-- start EXTRACTED ENTRIES --

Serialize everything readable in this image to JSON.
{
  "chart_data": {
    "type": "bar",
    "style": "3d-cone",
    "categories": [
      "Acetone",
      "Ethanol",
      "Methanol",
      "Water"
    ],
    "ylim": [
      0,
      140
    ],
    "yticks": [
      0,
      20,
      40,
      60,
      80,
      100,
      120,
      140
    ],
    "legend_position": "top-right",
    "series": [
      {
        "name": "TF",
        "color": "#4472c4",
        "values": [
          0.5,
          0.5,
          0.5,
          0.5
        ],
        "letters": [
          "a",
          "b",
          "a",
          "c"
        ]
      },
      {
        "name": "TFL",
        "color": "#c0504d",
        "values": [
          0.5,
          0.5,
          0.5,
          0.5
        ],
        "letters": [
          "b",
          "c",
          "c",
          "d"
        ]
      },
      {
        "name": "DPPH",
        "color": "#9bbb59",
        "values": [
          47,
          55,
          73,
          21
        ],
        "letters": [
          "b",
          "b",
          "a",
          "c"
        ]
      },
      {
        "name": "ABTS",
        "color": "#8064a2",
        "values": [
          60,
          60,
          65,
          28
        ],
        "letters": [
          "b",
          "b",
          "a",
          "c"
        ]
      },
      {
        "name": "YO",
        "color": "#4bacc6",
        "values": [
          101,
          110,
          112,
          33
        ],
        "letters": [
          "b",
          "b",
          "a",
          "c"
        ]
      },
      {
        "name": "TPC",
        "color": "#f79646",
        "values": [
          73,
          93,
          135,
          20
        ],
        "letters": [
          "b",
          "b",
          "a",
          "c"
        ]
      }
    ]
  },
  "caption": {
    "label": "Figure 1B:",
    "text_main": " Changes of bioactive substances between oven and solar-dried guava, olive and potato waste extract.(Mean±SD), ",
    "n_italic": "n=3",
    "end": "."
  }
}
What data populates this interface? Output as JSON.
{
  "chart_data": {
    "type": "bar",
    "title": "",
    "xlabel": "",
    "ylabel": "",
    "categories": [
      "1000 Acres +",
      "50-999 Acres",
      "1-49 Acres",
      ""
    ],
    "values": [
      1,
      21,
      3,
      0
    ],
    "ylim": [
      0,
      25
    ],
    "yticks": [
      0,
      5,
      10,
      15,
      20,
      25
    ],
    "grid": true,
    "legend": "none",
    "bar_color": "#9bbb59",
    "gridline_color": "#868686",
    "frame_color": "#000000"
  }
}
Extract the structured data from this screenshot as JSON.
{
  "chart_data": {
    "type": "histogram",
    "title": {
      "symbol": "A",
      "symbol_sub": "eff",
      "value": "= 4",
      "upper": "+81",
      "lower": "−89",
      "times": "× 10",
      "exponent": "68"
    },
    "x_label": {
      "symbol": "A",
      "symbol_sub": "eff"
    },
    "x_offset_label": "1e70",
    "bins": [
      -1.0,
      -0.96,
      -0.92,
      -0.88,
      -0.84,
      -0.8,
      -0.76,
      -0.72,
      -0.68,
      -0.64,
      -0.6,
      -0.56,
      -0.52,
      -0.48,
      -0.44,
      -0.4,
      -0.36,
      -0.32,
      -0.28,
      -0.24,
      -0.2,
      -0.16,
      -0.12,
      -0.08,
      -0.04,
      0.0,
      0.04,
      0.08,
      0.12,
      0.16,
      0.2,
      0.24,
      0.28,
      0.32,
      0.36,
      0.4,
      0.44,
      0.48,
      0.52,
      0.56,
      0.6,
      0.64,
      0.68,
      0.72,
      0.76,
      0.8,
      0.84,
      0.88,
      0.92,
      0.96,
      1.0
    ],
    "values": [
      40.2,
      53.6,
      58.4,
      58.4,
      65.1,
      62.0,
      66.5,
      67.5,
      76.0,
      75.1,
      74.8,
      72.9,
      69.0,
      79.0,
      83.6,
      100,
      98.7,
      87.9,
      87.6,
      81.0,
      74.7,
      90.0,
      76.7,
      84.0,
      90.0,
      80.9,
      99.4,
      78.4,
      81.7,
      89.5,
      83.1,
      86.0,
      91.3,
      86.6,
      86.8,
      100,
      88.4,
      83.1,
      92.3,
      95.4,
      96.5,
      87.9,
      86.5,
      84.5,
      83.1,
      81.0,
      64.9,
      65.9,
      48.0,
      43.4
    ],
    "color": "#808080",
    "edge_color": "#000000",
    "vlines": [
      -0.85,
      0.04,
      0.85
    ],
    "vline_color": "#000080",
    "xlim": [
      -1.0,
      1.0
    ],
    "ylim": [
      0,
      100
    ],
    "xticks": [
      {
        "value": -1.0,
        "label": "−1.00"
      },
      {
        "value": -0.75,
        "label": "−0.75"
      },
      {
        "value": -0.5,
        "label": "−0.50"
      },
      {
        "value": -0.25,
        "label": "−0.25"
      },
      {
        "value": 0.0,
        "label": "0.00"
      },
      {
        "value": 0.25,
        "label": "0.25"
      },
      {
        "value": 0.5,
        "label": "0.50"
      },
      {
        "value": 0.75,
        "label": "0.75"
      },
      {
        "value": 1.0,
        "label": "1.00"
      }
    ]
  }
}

-- end EXTRACTED ENTRIES --

OBJECTIVE:
Say only how many lines in the records carry the word "this".

RESPONSE:
3